= EXERCISE AIM =
Copy out all lines with the word "Otros" in them.

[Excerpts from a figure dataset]
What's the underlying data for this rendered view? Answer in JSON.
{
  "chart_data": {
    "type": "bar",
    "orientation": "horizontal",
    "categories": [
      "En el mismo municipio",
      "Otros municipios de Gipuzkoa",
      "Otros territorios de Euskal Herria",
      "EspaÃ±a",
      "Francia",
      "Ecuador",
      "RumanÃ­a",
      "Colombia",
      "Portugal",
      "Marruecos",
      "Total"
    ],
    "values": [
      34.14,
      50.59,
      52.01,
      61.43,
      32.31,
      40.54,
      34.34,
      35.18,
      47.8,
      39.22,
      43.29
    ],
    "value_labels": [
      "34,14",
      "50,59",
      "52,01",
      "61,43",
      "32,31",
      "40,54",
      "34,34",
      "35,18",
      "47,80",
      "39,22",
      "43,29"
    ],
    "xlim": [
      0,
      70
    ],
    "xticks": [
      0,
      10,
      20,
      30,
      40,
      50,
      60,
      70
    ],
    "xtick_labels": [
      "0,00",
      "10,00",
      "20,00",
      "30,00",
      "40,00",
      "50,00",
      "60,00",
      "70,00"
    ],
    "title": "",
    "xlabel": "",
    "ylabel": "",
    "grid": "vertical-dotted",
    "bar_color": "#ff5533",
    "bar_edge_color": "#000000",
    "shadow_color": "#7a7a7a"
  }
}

= RESULT =
      "Otros municipios de Gipuzkoa",
      "Otros territorios de Euskal Herria",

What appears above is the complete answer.